_STATED TASK_
Return the lines where the word "Forward" occurs.

_ENTRIES_
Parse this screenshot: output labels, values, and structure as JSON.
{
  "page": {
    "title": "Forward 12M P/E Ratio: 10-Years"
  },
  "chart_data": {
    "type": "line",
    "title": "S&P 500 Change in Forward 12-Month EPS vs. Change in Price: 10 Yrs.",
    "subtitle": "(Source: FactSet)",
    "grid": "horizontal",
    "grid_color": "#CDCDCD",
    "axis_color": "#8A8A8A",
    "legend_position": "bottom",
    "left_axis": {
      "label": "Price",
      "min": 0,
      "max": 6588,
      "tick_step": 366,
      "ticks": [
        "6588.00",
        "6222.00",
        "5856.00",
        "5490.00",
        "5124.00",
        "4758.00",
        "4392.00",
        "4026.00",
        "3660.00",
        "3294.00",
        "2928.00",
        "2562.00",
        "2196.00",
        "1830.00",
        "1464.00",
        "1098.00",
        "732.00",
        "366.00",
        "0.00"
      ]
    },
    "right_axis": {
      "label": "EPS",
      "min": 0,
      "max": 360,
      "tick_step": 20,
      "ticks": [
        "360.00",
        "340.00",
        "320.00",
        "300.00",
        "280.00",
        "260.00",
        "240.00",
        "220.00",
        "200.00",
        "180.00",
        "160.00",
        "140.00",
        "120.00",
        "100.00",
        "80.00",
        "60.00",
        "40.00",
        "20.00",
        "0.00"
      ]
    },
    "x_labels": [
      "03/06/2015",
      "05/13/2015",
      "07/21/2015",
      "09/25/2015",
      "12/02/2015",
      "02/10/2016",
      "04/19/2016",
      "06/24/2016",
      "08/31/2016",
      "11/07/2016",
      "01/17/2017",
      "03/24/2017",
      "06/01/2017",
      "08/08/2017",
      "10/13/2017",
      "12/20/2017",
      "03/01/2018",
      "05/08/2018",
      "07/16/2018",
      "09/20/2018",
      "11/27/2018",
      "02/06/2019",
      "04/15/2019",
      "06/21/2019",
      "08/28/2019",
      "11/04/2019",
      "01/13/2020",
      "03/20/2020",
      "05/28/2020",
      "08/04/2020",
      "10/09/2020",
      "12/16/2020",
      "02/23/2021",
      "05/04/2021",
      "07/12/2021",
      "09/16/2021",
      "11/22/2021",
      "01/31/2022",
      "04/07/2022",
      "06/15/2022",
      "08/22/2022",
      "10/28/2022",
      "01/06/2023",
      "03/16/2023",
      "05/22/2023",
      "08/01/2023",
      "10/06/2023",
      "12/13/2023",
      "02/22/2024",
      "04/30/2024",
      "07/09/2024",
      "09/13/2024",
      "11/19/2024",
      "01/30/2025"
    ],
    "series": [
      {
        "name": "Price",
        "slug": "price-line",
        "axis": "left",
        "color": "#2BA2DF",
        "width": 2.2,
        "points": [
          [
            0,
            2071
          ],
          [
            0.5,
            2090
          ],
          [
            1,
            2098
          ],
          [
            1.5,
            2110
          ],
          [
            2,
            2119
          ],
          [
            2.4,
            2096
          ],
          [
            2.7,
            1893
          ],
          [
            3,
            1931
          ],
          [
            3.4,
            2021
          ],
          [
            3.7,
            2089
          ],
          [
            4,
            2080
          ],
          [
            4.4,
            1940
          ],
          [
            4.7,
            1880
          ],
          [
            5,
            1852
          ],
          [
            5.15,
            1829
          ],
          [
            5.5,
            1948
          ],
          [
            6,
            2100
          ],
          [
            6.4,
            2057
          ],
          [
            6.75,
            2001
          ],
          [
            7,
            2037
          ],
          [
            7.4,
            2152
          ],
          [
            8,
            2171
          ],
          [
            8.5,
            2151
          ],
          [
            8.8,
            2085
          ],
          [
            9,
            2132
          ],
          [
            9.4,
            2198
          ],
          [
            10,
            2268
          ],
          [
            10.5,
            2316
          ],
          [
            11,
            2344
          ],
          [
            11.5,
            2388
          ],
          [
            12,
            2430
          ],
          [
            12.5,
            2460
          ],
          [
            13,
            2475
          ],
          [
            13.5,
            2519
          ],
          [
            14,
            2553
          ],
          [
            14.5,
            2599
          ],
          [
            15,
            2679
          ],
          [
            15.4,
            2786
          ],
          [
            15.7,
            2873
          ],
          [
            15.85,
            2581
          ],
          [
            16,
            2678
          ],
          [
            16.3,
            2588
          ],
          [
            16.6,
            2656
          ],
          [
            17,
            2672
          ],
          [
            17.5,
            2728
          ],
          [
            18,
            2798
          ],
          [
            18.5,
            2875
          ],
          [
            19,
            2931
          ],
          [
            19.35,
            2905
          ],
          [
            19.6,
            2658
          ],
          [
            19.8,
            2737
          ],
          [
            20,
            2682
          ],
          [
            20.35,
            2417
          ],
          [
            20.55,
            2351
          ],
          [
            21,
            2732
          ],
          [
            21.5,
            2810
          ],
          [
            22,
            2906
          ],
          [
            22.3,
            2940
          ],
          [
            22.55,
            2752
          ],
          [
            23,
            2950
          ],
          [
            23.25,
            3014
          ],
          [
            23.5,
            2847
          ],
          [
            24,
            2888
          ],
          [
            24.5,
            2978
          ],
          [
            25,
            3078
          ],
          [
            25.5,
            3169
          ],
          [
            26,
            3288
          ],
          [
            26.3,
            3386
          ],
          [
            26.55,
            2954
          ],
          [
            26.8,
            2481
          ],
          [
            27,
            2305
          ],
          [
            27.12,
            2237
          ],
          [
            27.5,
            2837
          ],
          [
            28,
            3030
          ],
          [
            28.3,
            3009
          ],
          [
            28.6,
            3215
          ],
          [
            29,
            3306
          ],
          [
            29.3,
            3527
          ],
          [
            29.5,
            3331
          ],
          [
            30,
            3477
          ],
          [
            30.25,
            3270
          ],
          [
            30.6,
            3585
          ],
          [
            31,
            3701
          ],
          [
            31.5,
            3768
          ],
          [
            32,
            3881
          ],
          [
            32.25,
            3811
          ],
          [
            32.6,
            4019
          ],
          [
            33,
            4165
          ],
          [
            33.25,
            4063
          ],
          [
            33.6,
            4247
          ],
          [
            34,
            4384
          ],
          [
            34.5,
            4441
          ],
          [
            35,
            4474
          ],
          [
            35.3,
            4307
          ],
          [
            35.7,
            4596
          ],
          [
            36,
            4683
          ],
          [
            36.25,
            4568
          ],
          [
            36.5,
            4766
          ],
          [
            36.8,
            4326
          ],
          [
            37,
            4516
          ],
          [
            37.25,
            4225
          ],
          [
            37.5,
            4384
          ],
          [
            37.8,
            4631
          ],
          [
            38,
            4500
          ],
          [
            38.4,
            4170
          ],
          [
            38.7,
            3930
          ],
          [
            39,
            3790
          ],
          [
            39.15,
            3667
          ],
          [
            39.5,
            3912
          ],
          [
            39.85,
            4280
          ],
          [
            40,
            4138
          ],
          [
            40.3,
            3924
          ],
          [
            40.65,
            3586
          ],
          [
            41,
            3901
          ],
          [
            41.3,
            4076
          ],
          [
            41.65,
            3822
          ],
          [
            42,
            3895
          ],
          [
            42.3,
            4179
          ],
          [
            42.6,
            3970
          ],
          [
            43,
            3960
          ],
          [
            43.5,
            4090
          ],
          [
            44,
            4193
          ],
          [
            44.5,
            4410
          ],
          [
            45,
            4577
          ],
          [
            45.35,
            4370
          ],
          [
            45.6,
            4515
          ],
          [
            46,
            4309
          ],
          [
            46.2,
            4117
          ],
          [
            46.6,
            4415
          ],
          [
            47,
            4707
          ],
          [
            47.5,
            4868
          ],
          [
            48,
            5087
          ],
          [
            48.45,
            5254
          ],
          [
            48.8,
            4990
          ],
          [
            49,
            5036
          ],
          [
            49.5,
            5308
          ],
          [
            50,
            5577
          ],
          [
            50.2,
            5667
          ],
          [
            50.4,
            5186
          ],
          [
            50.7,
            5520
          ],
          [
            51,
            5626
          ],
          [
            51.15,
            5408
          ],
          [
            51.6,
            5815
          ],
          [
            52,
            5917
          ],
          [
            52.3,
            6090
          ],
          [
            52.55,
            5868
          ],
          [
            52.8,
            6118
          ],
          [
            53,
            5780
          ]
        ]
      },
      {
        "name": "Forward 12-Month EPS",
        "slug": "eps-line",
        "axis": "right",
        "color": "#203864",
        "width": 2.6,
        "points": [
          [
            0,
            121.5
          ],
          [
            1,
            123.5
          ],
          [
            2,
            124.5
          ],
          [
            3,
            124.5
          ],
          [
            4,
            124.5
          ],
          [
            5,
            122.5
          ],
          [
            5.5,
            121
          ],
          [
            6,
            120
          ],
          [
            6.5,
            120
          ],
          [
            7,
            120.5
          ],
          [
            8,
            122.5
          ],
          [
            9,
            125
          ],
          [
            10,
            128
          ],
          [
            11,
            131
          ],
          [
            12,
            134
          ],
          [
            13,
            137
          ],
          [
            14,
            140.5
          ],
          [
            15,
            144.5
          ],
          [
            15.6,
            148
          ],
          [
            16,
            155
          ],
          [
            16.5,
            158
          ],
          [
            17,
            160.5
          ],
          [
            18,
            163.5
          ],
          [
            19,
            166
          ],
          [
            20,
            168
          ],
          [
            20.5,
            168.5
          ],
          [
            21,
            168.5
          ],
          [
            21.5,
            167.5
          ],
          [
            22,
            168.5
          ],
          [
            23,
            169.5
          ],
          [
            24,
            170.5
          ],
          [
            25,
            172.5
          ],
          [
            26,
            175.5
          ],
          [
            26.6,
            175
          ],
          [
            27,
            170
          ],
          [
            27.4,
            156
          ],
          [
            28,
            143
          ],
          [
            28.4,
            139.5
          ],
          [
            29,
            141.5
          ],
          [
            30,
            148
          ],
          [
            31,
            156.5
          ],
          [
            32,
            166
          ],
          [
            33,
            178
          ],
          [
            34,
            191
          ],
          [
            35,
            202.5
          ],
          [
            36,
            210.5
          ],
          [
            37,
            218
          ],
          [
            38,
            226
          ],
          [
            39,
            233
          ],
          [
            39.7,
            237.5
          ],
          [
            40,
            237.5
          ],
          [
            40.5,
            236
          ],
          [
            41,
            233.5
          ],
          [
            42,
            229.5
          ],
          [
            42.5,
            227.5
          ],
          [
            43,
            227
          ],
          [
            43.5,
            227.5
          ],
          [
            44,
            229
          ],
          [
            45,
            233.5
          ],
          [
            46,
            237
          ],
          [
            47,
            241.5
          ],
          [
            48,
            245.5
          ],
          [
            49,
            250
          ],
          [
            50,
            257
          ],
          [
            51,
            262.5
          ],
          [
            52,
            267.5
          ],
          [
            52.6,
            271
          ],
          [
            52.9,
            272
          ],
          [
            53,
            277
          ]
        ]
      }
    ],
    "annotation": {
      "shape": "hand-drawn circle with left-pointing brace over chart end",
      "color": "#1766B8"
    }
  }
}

_RESULT_
    "title": "Forward 12M P/E Ratio: 10-Years"
    "title": "S&P 500 Change in Forward 12-Month EPS vs. Change in Price: 10 Yrs.",
        "name": "Forward 12-Month EPS",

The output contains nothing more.